Records shown:

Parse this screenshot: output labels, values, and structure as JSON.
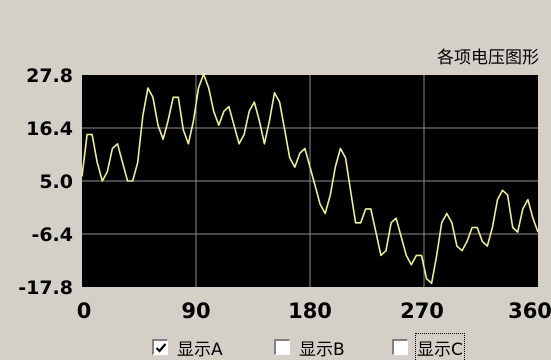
{
  "chart_data": {
    "type": "line",
    "title": "各项电压图形",
    "xlim": [
      0,
      360
    ],
    "ylim": [
      -17.8,
      27.8
    ],
    "x_ticks": [
      "0",
      "90",
      "180",
      "270",
      "360"
    ],
    "y_ticks": [
      "27.8",
      "16.4",
      "5.0",
      "-6.4",
      "-17.8"
    ],
    "grid": true,
    "background": "#000000",
    "series": [
      {
        "color": "#f2f28a",
        "points": [
          [
            0,
            6
          ],
          [
            4,
            15
          ],
          [
            8,
            15
          ],
          [
            12,
            9
          ],
          [
            16,
            5
          ],
          [
            20,
            7
          ],
          [
            24,
            12
          ],
          [
            28,
            13
          ],
          [
            32,
            9
          ],
          [
            36,
            5
          ],
          [
            40,
            5
          ],
          [
            44,
            9
          ],
          [
            48,
            19
          ],
          [
            52,
            25
          ],
          [
            56,
            23
          ],
          [
            60,
            17
          ],
          [
            64,
            14
          ],
          [
            68,
            18
          ],
          [
            72,
            23
          ],
          [
            76,
            23
          ],
          [
            80,
            16
          ],
          [
            84,
            13
          ],
          [
            88,
            18
          ],
          [
            92,
            25
          ],
          [
            96,
            28
          ],
          [
            100,
            25
          ],
          [
            104,
            20
          ],
          [
            108,
            17
          ],
          [
            112,
            20
          ],
          [
            116,
            21
          ],
          [
            120,
            17
          ],
          [
            124,
            13
          ],
          [
            128,
            15
          ],
          [
            132,
            20
          ],
          [
            136,
            22
          ],
          [
            140,
            18
          ],
          [
            144,
            13
          ],
          [
            148,
            18
          ],
          [
            152,
            24
          ],
          [
            156,
            22
          ],
          [
            160,
            16
          ],
          [
            164,
            10
          ],
          [
            168,
            8
          ],
          [
            172,
            11
          ],
          [
            176,
            12
          ],
          [
            180,
            8
          ],
          [
            184,
            4
          ],
          [
            188,
            0
          ],
          [
            192,
            -2
          ],
          [
            196,
            2
          ],
          [
            200,
            8
          ],
          [
            204,
            12
          ],
          [
            208,
            10
          ],
          [
            212,
            3
          ],
          [
            216,
            -4
          ],
          [
            220,
            -4
          ],
          [
            224,
            -1
          ],
          [
            228,
            -1
          ],
          [
            232,
            -6
          ],
          [
            236,
            -11
          ],
          [
            240,
            -10
          ],
          [
            244,
            -4
          ],
          [
            248,
            -3
          ],
          [
            252,
            -7
          ],
          [
            256,
            -11
          ],
          [
            260,
            -13
          ],
          [
            264,
            -11
          ],
          [
            268,
            -11
          ],
          [
            272,
            -16
          ],
          [
            276,
            -17
          ],
          [
            280,
            -11
          ],
          [
            284,
            -4
          ],
          [
            288,
            -2
          ],
          [
            292,
            -4
          ],
          [
            296,
            -9
          ],
          [
            300,
            -10
          ],
          [
            304,
            -8
          ],
          [
            308,
            -5
          ],
          [
            312,
            -5
          ],
          [
            316,
            -8
          ],
          [
            320,
            -9
          ],
          [
            324,
            -5
          ],
          [
            328,
            1
          ],
          [
            332,
            3
          ],
          [
            336,
            2
          ],
          [
            340,
            -5
          ],
          [
            344,
            -6
          ],
          [
            348,
            -1
          ],
          [
            352,
            1
          ],
          [
            356,
            -3
          ],
          [
            360,
            -6
          ]
        ]
      }
    ]
  },
  "colors": {
    "window_bg": "#d4d0c8",
    "plot_bg": "#000000",
    "grid": "#8c8c8c",
    "line": "#f2f28a"
  },
  "checkboxes": [
    {
      "id": "a",
      "label": "显示A",
      "checked": true,
      "focused": false
    },
    {
      "id": "b",
      "label": "显示B",
      "checked": false,
      "focused": false
    },
    {
      "id": "c",
      "label": "显示C",
      "checked": false,
      "focused": true
    }
  ]
}
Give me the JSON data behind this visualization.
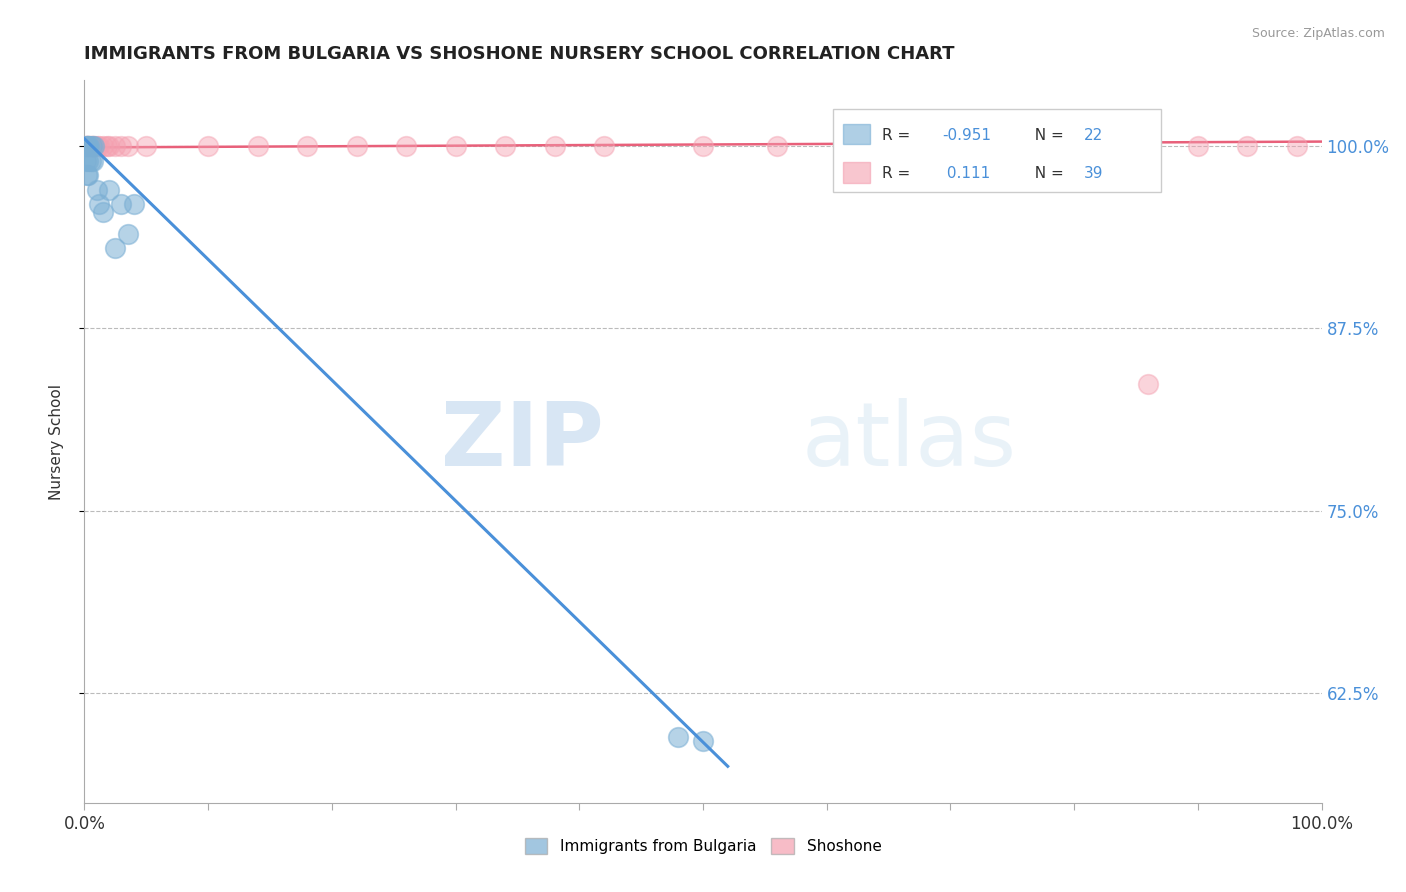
{
  "title": "IMMIGRANTS FROM BULGARIA VS SHOSHONE NURSERY SCHOOL CORRELATION CHART",
  "source_text": "Source: ZipAtlas.com",
  "ylabel": "Nursery School",
  "blue_color": "#7BAFD4",
  "pink_color": "#F4A0B0",
  "blue_line_color": "#4A90D9",
  "pink_line_color": "#E8607A",
  "blue_label": "Immigrants from Bulgaria",
  "pink_label": "Shoshone",
  "blue_R": -0.951,
  "blue_N": 22,
  "pink_R": 0.111,
  "pink_N": 39,
  "blue_scatter_x": [
    0.001,
    0.001,
    0.002,
    0.002,
    0.003,
    0.003,
    0.003,
    0.004,
    0.005,
    0.006,
    0.007,
    0.008,
    0.01,
    0.012,
    0.015,
    0.02,
    0.025,
    0.03,
    0.035,
    0.04,
    0.48,
    0.5
  ],
  "blue_scatter_y": [
    1.0,
    0.99,
    1.0,
    0.98,
    1.0,
    0.99,
    0.98,
    1.0,
    0.99,
    1.0,
    0.99,
    1.0,
    0.97,
    0.96,
    0.955,
    0.97,
    0.93,
    0.96,
    0.94,
    0.96,
    0.595,
    0.592
  ],
  "pink_scatter_x": [
    0.001,
    0.001,
    0.002,
    0.003,
    0.003,
    0.004,
    0.005,
    0.006,
    0.007,
    0.008,
    0.01,
    0.012,
    0.015,
    0.018,
    0.02,
    0.025,
    0.03,
    0.035,
    0.05,
    0.1,
    0.14,
    0.18,
    0.22,
    0.26,
    0.3,
    0.34,
    0.38,
    0.42,
    0.5,
    0.56,
    0.62,
    0.68,
    0.72,
    0.76,
    0.82,
    0.86,
    0.9,
    0.94,
    0.98
  ],
  "pink_scatter_y": [
    1.0,
    1.0,
    1.0,
    1.0,
    1.0,
    1.0,
    1.0,
    1.0,
    1.0,
    1.0,
    1.0,
    1.0,
    1.0,
    1.0,
    1.0,
    1.0,
    1.0,
    1.0,
    1.0,
    1.0,
    1.0,
    1.0,
    1.0,
    1.0,
    1.0,
    1.0,
    1.0,
    1.0,
    1.0,
    1.0,
    1.0,
    1.0,
    1.0,
    1.0,
    1.0,
    0.837,
    1.0,
    1.0,
    1.0
  ],
  "blue_line_x": [
    0.0,
    0.52
  ],
  "blue_line_y": [
    1.005,
    0.575
  ],
  "pink_line_x": [
    0.0,
    1.0
  ],
  "pink_line_y": [
    0.999,
    1.003
  ],
  "xlim": [
    0.0,
    1.0
  ],
  "ylim": [
    0.55,
    1.045
  ],
  "yticks": [
    0.625,
    0.75,
    0.875,
    1.0
  ],
  "ytick_labels": [
    "62.5%",
    "75.0%",
    "87.5%",
    "100.0%"
  ],
  "xticks": [
    0.0,
    0.1,
    0.2,
    0.3,
    0.4,
    0.5,
    0.6,
    0.7,
    0.8,
    0.9,
    1.0
  ],
  "watermark_zip": "ZIP",
  "watermark_atlas": "atlas",
  "background_color": "#FFFFFF",
  "grid_color": "#BBBBBB"
}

Direction: How many lines in the entries contain the string "true"? Answer with the number only.

Output for this exercise: 3